** start EXERCISE MATERIALS **

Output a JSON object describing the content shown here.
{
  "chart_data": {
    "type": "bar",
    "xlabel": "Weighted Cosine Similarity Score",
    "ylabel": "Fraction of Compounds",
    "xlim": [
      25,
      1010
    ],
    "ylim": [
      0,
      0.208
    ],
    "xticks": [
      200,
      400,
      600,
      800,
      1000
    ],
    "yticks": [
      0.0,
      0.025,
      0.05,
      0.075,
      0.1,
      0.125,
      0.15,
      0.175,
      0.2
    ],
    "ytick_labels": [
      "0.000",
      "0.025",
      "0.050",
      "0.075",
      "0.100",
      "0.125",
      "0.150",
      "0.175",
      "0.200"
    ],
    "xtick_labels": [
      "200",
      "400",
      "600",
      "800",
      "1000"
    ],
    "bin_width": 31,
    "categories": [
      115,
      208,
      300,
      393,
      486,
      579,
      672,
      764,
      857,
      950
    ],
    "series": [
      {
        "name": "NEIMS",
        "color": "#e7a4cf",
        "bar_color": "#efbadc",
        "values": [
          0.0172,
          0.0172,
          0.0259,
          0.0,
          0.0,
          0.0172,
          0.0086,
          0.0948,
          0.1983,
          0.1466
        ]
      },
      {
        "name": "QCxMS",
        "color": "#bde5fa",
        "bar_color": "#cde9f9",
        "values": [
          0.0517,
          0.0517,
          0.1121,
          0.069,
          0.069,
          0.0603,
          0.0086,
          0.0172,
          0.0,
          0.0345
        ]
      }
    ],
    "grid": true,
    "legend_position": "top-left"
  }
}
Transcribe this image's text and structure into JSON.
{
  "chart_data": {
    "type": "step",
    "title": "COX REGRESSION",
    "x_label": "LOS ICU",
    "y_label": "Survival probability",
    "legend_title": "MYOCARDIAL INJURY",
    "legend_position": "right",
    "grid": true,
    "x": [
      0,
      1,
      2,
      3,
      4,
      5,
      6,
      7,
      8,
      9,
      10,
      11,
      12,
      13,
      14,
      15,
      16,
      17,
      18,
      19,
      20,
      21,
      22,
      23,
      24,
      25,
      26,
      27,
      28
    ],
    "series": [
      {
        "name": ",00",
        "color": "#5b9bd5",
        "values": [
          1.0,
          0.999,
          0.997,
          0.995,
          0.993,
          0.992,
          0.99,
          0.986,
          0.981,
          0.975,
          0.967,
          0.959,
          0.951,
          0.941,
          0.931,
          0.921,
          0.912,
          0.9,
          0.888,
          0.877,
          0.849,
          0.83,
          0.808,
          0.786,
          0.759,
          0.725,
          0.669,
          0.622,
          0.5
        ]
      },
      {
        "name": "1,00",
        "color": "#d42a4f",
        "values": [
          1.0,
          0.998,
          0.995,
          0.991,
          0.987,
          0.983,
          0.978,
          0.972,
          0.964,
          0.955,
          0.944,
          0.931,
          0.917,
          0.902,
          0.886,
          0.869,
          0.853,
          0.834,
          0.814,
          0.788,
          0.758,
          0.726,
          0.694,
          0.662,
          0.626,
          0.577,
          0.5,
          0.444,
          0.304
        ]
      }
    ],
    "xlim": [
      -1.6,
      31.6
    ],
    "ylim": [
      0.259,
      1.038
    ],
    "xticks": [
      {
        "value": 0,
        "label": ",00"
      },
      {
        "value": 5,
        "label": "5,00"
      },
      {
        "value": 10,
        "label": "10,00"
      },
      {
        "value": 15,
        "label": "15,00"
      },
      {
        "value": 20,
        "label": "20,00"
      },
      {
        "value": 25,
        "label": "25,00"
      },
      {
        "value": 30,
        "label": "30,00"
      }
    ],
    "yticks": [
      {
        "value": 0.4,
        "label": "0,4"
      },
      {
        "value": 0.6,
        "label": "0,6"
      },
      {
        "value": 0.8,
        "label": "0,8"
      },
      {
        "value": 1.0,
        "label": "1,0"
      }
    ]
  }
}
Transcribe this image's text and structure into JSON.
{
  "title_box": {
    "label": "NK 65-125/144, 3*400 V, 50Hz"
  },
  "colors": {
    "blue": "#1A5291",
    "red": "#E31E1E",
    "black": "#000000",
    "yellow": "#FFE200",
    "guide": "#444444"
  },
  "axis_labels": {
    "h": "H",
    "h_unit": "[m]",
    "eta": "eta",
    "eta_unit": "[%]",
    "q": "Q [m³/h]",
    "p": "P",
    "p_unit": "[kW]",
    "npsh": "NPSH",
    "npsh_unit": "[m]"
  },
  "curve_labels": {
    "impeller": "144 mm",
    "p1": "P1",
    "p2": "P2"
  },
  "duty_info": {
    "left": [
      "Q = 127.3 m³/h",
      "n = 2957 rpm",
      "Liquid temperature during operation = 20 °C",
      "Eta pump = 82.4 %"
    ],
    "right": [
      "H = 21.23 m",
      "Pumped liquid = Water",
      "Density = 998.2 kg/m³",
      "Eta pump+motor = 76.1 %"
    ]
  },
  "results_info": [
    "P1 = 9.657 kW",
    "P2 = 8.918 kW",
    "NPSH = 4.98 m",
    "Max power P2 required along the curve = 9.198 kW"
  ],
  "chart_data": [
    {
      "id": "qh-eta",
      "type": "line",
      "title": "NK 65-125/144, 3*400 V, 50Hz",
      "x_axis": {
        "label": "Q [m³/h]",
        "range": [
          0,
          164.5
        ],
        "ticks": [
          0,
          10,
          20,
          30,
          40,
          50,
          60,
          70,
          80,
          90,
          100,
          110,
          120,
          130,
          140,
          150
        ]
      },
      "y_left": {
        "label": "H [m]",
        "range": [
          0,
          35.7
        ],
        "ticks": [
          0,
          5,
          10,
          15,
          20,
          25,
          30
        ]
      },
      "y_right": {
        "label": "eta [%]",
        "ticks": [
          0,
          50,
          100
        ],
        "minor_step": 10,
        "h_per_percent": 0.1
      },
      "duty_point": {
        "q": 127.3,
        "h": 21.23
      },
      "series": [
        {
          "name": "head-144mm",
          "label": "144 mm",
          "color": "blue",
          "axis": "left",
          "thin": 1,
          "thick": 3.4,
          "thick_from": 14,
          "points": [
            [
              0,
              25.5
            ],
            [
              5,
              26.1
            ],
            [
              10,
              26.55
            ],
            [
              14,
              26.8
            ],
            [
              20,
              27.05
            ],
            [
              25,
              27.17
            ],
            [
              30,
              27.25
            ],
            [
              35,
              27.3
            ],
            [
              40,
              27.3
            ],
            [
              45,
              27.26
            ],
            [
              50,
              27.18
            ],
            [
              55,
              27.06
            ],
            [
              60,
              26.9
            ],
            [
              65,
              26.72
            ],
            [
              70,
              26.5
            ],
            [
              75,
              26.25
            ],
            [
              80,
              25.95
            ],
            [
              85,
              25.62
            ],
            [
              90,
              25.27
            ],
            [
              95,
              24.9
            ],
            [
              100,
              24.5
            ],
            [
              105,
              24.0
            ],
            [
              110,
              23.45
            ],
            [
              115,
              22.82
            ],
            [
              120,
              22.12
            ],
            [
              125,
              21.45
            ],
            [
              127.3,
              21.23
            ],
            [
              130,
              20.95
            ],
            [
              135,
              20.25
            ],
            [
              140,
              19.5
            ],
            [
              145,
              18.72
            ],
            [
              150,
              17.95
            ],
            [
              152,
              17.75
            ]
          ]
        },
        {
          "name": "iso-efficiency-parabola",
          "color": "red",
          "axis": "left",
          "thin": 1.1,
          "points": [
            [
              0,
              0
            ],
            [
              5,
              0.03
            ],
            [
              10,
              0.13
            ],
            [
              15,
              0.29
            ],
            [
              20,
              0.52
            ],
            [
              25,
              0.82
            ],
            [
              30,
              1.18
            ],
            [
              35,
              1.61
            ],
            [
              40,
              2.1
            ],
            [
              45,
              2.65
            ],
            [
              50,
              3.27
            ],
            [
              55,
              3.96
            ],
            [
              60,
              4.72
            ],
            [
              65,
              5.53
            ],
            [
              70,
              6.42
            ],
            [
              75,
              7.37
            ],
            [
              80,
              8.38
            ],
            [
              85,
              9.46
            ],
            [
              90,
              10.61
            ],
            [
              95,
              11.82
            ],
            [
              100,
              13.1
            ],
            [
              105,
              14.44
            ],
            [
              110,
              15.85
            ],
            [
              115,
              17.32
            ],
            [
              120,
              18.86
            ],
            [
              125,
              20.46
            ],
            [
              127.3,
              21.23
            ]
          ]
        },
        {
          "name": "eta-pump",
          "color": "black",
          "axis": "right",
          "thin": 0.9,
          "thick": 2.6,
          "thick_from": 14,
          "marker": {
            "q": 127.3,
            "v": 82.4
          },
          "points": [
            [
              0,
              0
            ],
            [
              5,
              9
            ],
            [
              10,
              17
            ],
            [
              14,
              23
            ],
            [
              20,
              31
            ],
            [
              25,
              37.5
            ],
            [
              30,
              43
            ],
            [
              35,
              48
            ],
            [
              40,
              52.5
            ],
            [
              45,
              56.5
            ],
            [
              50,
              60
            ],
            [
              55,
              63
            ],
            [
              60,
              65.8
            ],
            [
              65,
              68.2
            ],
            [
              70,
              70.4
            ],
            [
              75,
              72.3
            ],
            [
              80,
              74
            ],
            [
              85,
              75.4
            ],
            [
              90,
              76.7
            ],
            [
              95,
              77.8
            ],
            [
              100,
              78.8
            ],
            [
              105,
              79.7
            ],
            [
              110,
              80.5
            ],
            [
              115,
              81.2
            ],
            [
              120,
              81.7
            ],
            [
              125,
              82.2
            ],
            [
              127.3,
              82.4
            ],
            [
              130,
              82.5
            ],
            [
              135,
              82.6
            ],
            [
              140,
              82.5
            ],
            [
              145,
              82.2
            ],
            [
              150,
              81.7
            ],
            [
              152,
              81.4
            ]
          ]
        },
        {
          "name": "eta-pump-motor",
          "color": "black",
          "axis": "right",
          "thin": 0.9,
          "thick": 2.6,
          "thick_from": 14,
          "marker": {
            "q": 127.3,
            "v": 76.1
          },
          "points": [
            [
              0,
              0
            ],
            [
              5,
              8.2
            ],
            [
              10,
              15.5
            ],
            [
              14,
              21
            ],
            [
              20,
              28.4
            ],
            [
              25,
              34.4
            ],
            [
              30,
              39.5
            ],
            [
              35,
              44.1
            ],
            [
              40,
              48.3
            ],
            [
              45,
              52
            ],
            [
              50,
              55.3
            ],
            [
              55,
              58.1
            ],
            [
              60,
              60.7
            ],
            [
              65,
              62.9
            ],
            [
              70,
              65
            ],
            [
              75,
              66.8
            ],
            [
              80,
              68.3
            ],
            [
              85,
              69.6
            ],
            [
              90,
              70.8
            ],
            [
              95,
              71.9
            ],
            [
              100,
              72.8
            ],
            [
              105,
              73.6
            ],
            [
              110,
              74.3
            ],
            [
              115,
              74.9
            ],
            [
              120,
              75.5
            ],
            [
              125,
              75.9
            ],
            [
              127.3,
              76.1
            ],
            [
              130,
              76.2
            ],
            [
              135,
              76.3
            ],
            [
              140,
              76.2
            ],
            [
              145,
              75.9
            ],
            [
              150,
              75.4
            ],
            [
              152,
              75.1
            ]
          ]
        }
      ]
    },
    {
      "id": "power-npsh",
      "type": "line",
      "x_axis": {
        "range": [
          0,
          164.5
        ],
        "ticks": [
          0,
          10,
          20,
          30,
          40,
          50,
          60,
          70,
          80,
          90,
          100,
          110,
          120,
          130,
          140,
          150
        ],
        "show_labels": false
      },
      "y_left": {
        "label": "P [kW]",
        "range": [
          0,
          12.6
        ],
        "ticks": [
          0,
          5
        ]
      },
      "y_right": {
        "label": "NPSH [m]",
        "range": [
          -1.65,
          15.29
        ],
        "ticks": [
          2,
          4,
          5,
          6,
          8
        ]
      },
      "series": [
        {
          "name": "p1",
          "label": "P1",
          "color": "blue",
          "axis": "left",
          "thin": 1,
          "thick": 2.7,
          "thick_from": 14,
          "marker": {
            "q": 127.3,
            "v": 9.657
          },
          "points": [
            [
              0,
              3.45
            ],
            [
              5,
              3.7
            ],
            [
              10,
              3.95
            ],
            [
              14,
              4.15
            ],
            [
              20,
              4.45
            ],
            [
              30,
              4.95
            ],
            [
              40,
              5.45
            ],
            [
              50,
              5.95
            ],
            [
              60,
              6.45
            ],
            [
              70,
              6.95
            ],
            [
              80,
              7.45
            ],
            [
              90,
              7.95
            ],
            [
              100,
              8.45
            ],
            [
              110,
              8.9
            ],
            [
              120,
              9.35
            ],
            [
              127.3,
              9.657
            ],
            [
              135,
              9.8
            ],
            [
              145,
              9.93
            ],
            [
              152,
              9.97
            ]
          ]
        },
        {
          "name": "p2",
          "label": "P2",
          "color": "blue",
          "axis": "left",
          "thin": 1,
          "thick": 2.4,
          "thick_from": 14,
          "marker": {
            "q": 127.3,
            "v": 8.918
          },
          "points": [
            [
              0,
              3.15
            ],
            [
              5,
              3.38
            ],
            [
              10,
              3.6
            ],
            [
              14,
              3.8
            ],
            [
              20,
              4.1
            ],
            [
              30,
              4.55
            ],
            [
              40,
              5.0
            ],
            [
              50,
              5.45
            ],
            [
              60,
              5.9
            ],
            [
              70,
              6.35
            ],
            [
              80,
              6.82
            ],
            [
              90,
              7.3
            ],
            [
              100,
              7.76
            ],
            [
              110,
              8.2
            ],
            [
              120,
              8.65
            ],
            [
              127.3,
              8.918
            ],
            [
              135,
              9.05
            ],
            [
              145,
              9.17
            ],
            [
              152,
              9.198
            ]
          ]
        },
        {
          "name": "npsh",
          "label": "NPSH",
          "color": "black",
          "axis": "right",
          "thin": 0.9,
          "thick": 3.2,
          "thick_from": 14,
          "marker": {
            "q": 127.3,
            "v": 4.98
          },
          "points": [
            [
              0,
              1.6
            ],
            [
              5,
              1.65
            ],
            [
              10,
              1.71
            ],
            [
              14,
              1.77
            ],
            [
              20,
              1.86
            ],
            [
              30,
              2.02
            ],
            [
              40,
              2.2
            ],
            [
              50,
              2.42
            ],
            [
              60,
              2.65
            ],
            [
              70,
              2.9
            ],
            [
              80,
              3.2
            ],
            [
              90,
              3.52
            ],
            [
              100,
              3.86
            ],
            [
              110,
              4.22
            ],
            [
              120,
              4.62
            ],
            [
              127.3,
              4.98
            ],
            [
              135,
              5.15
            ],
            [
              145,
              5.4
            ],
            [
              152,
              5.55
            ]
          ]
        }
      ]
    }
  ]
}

** end EXERCISE MATERIALS **

#### WHAT IS BEING ASKED
All lines holding the word "motor" should be picked out and copied.

#### RESULT BELOW
      "Eta pump+motor = 76.1 %"
          "name": "eta-pump-motor",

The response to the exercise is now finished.